▶ [Records supplied]:
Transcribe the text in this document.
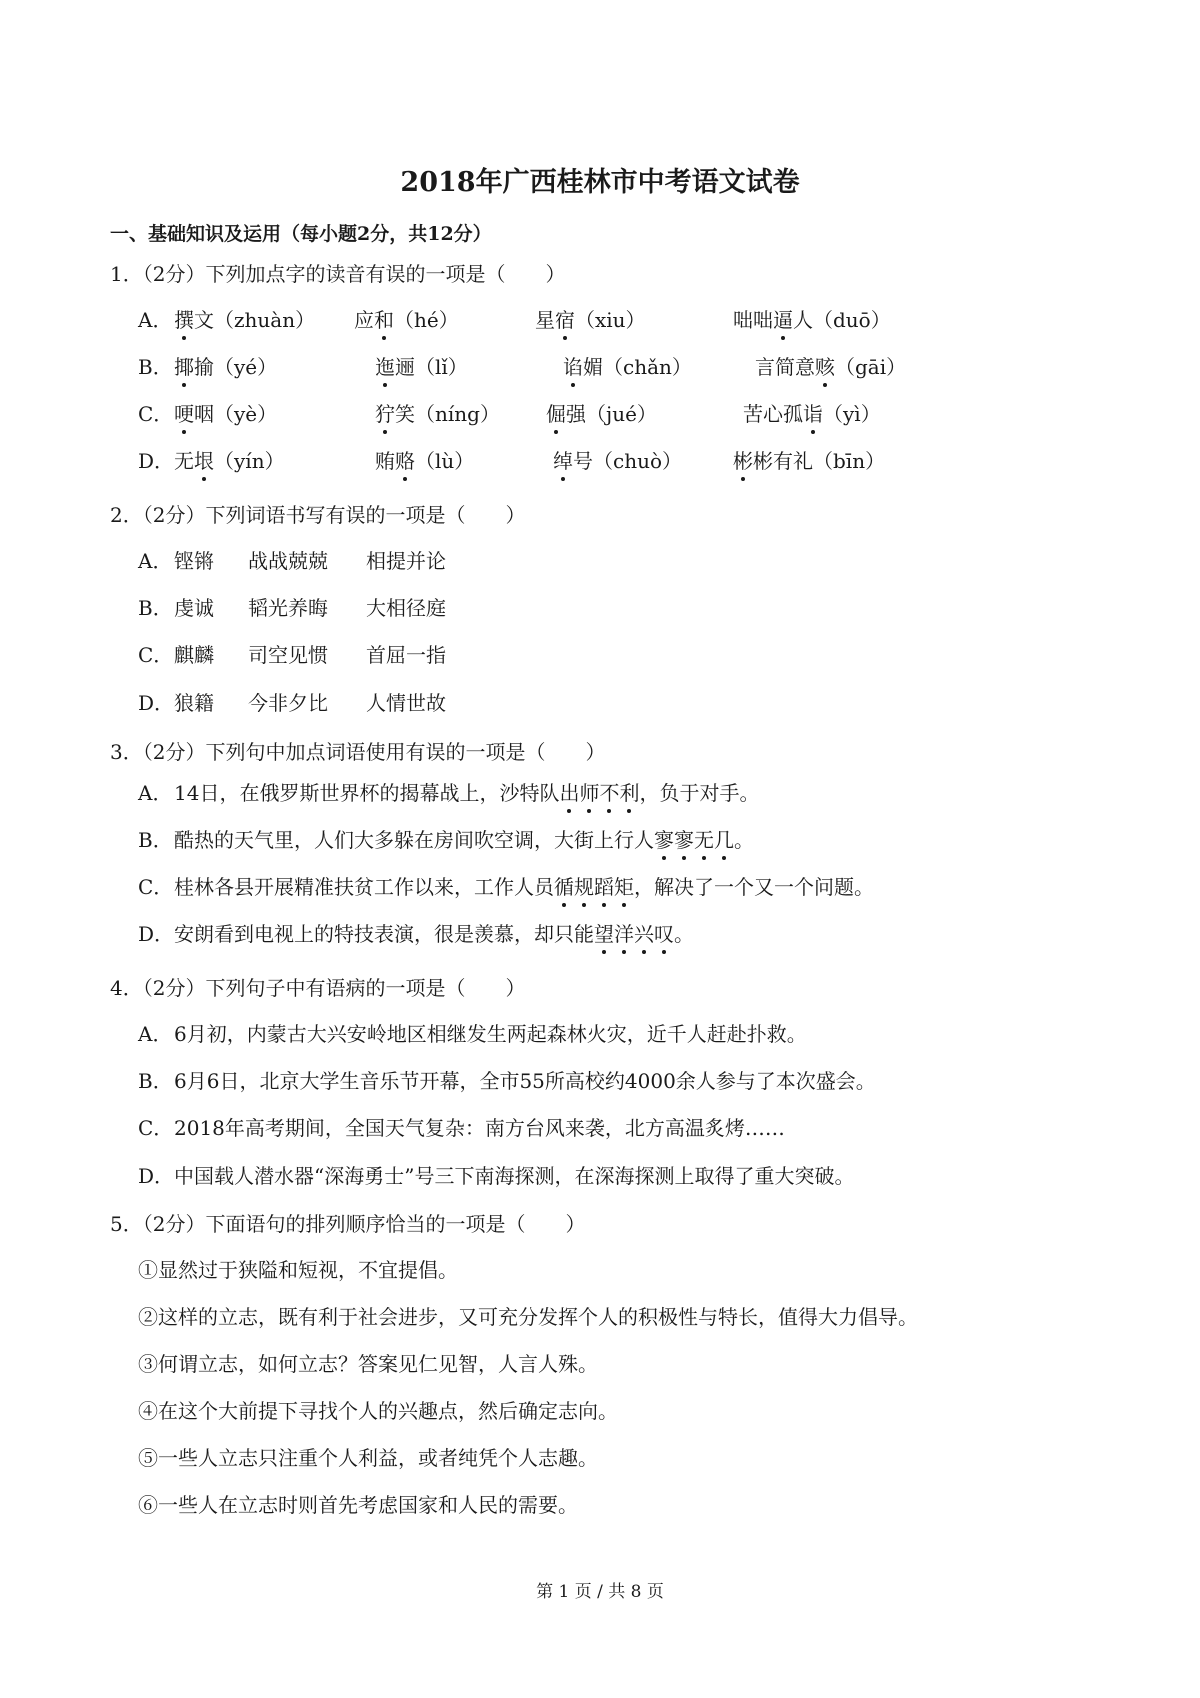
2018年广西桂林市中考语文试卷
一、基础知识及运用（每小题2分，共12分）
1．（2分）下列加点字的读音有误的一项是（　　）
A． 撰文（zhuàn） 应和（hé）	星宿（xiu）	咄咄逼人（duō）
B． 揶揄（yé）	迤逦（lǐ）	谄媚（chǎn）	言简意赅（gāi）
C． 哽咽（yè）	狞笑（níng） 倔强（jué）	苦心孤诣（yì）
D． 无垠（yín）	贿赂（lù）	绰号（chuò）	彬彬有礼（bīn）
2．（2分）下列词语书写有误的一项是（　　）
A． 铿锵 战战兢兢 相提并论
B． 虔诚 韬光养晦 大相径庭
C． 麒麟 司空见惯 首屈一指
D． 狼籍 今非夕比 人情世故
3．（2分）下列句中加点词语使用有误的一项是（　　）
A． 14日，在俄罗斯世界杯的揭幕战上，沙特队出师不利，负于对手。
B． 酷热的天气里，人们大多躲在房间吹空调，大街上行人寥寥无几。
C． 桂林各县开展精准扶贫工作以来，工作人员循规蹈矩，解决了一个又一个问题。
D． 安朗看到电视上的特技表演，很是羡慕，却只能望洋兴叹。
4．（2分）下列句子中有语病的一项是（　　）
A． 6月初，内蒙古大兴安岭地区相继发生两起森林火灾，近千人赶赴扑救。
B． 6月6日，北京大学生音乐节开幕，全市55所高校约4000余人参与了本次盛会。
C． 2018年高考期间，全国天气复杂：南方台风来袭，北方高温炙烤……
D． 中国载人潜水器“深海勇士”号三下南海探测，在深海探测上取得了重大突破。
5．（2分）下面语句的排列顺序恰当的一项是（　　）
①显然过于狭隘和短视，不宜提倡。
②这样的立志，既有利于社会进步，又可充分发挥个人的积极性与特长，值得大力倡导。
③何谓立志，如何立志？答案见仁见智，人言人殊。
④在这个大前提下寻找个人的兴趣点，然后确定志向。
⑤一些人立志只注重个人利益，或者纯凭个人志趣。
⑥一些人在立志时则首先考虑国家和人民的需要。
第 1 页 / 共 8 页
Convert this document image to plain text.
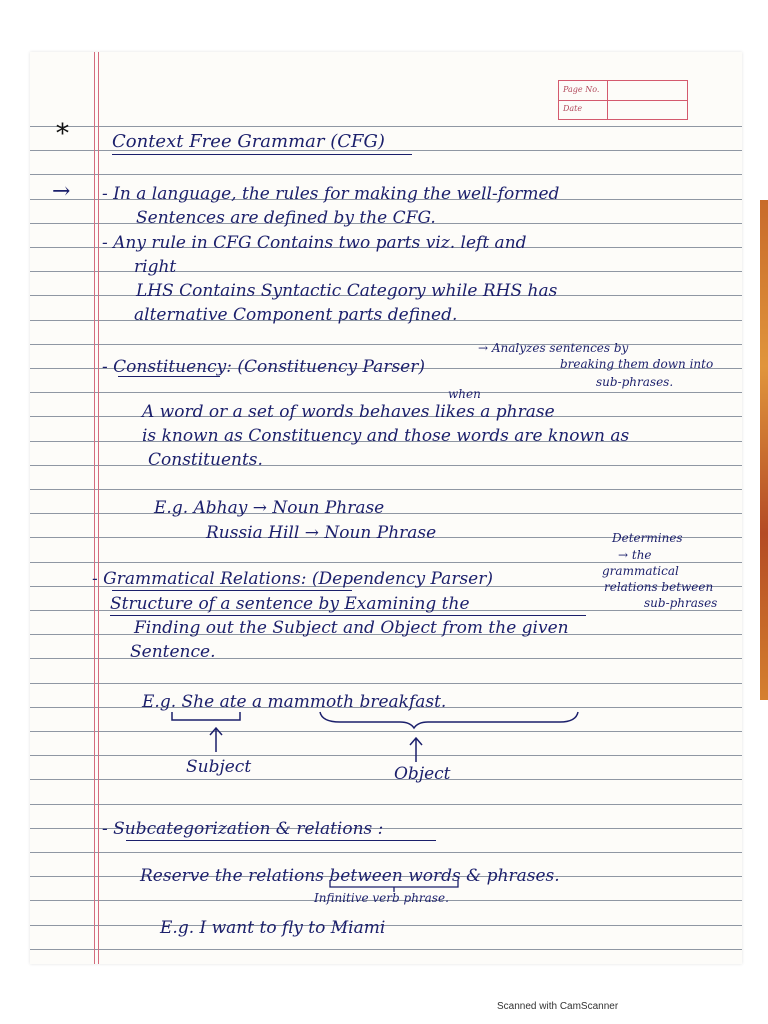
Page No.
Date
* Context Free Grammar (CFG)
→ - In a language, the rules for making the well-formed
Sentences are defined by the CFG.
- Any rule in CFG Contains two parts viz. left and
right
LHS Contains Syntactic Category while RHS has
alternative Component parts defined.
→ Analyzes sentences by
- Constituency: (Constituency Parser)	breaking them down into
sub-phrases.
when
A word or a set of words behaves likes a phrase
is known as Constituency and those words are known as
Constituents.
E.g. Abhay → Noun Phrase
Russia Hill → Noun Phrase	Determines
→ the
grammatical
relations between
sub-phrases
- Grammatical Relations: (Dependency Parser)
Structure of a sentence by Examining the
Finding out the Subject and Object from the given
Sentence.
E.g. She ate a mammoth breakfast.
Subject	Object
- Subcategorization & relations :
Reserve the relations between words & phrases.
Infinitive verb phrase.
E.g. I want to fly to Miami
Scanned with CamScanner
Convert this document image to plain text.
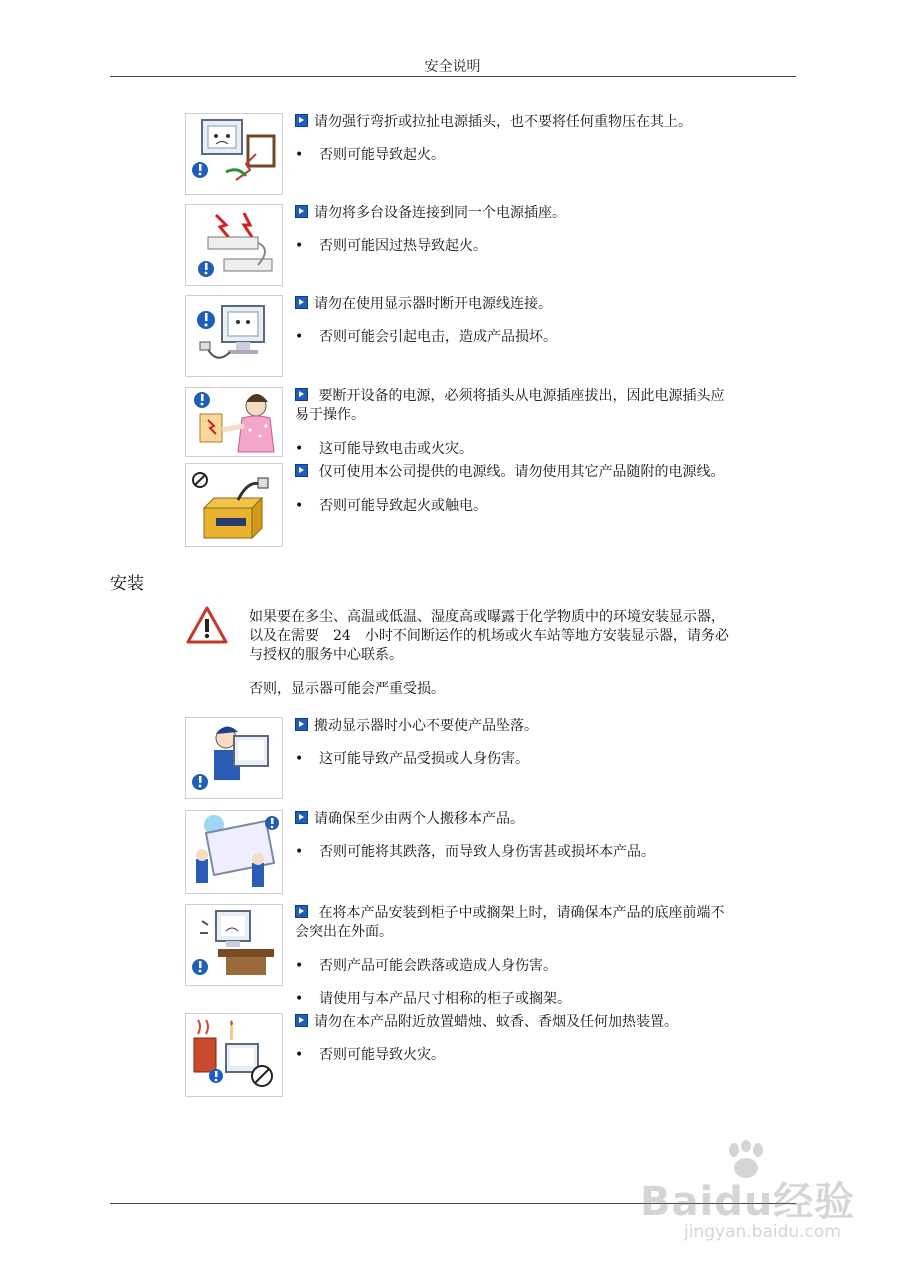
安全说明

请勿强行弯折或拉扯电源插头，也不要将任何重物压在其上。

• 否则可能导致起火。

请勿将多台设备连接到同一个电源插座。

• 否则可能因过热导致起火。

请勿在使用显示器时断开电源线连接。

• 否则可能会引起电击，造成产品损坏。

要断开设备的电源，必须将插头从电源插座拔出，因此电源插头应易于操作。

• 这可能导致电击或火灾。

仅可使用本公司提供的电源线。请勿使用其它产品随附的电源线。

• 否则可能导致起火或触电。

安装

如果要在多尘、高温或低温、湿度高或曝露于化学物质中的环境安装显示器，以及在需要　24　小时不间断运作的机场或火车站等地方安装显示器，请务必与授权的服务中心联系。

否则，显示器可能会严重受损。

搬动显示器时小心不要使产品坠落。

• 这可能导致产品受损或人身伤害。

请确保至少由两个人搬移本产品。

• 否则可能将其跌落，而导致人身伤害甚或损坏本产品。

在将本产品安装到柜子中或搁架上时，请确保本产品的底座前端不会突出在外面。

• 否则产品可能会跌落或造成人身伤害。

• 请使用与本产品尺寸相称的柜子或搁架。

请勿在本产品附近放置蜡烛、蚊香、香烟及任何加热装置。

• 否则可能导致火灾。

Baidu经验
jingyan.baidu.com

▶ [Exercise task]:
Reproduce all of the material above word for word. Omit the pictures.

▶ [Correct answer]:
Transcribe the text in this document.
2018年广西桂林市中考语文试卷
一、基础知识及运用（每小题2分，共12分）
1．（2分）下列加点字的读音有误的一项是（　　）
A． 撰文（zhuàn） 应和（hé）	星宿（xiu）	咄咄逼人（duō）
B． 揶揄（yé）	迤逦（lǐ）	谄媚（chǎn）	言简意赅（gāi）
C． 哽咽（yè）	狞笑（níng） 倔强（jué）	苦心孤诣（yì）
D． 无垠（yín）	贿赂（lù）	绰号（chuò）	彬彬有礼（bīn）
2．（2分）下列词语书写有误的一项是（　　）
A． 铿锵 战战兢兢 相提并论
B． 虔诚 韬光养晦 大相径庭
C． 麒麟 司空见惯 首屈一指
D． 狼籍 今非夕比 人情世故
3．（2分）下列句中加点词语使用有误的一项是（　　）
A． 14日，在俄罗斯世界杯的揭幕战上，沙特队出师不利，负于对手。
B． 酷热的天气里，人们大多躲在房间吹空调，大街上行人寥寥无几。
C． 桂林各县开展精准扶贫工作以来，工作人员循规蹈矩，解决了一个又一个问题。
D． 安朗看到电视上的特技表演，很是羡慕，却只能望洋兴叹。
4．（2分）下列句子中有语病的一项是（　　）
A． 6月初，内蒙古大兴安岭地区相继发生两起森林火灾，近千人赶赴扑救。
B． 6月6日，北京大学生音乐节开幕，全市55所高校约4000余人参与了本次盛会。
C． 2018年高考期间，全国天气复杂：南方台风来袭，北方高温炙烤……
D． 中国载人潜水器“深海勇士”号三下南海探测，在深海探测上取得了重大突破。
5．（2分）下面语句的排列顺序恰当的一项是（　　）
①显然过于狭隘和短视，不宜提倡。
②这样的立志，既有利于社会进步，又可充分发挥个人的积极性与特长，值得大力倡导。
③何谓立志，如何立志？答案见仁见智，人言人殊。
④在这个大前提下寻找个人的兴趣点，然后确定志向。
⑤一些人立志只注重个人利益，或者纯凭个人志趣。
⑥一些人在立志时则首先考虑国家和人民的需要。
第 1 页 / 共 8 页
Convert this document image to plain text.
Page No.
Date
* Context Free Grammar (CFG)
→ - In a language, the rules for making the well-formed
Sentences are defined by the CFG.
- Any rule in CFG Contains two parts viz. left and
right
LHS Contains Syntactic Category while RHS has
alternative Component parts defined.
→ Analyzes sentences by
- Constituency: (Constituency Parser)	breaking them down into
sub-phrases.
when
A word or a set of words behaves likes a phrase
is known as Constituency and those words are known as
Constituents.
E.g. Abhay → Noun Phrase
Russia Hill → Noun Phrase	Determines
→ the
grammatical
relations between
sub-phrases
- Grammatical Relations: (Dependency Parser)
Structure of a sentence by Examining the
Finding out the Subject and Object from the given
Sentence.
E.g. She ate a mammoth breakfast.
Subject	Object
- Subcategorization & relations :
Reserve the relations between words & phrases.
Infinitive verb phrase.
E.g. I want to fly to Miami
Scanned with CamScanner
Convert this document image to plain text.
安全说明

请勿强行弯折或拉扯电源插头，也不要将任何重物压在其上。

• 否则可能导致起火。

请勿将多台设备连接到同一个电源插座。

• 否则可能因过热导致起火。

请勿在使用显示器时断开电源线连接。

• 否则可能会引起电击，造成产品损坏。

要断开设备的电源，必须将插头从电源插座拔出，因此电源插头应易于操作。

• 这可能导致电击或火灾。

仅可使用本公司提供的电源线。请勿使用其它产品随附的电源线。

• 否则可能导致起火或触电。

安装

如果要在多尘、高温或低温、湿度高或曝露于化学物质中的环境安装显示器，以及在需要　24　小时不间断运作的机场或火车站等地方安装显示器，请务必与授权的服务中心联系。

否则，显示器可能会严重受损。

搬动显示器时小心不要使产品坠落。

• 这可能导致产品受损或人身伤害。

请确保至少由两个人搬移本产品。

• 否则可能将其跌落，而导致人身伤害甚或损坏本产品。

在将本产品安装到柜子中或搁架上时，请确保本产品的底座前端不会突出在外面。

• 否则产品可能会跌落或造成人身伤害。

• 请使用与本产品尺寸相称的柜子或搁架。

请勿在本产品附近放置蜡烛、蚊香、香烟及任何加热装置。

• 否则可能导致火灾。

Baidu经验
jingyan.baidu.com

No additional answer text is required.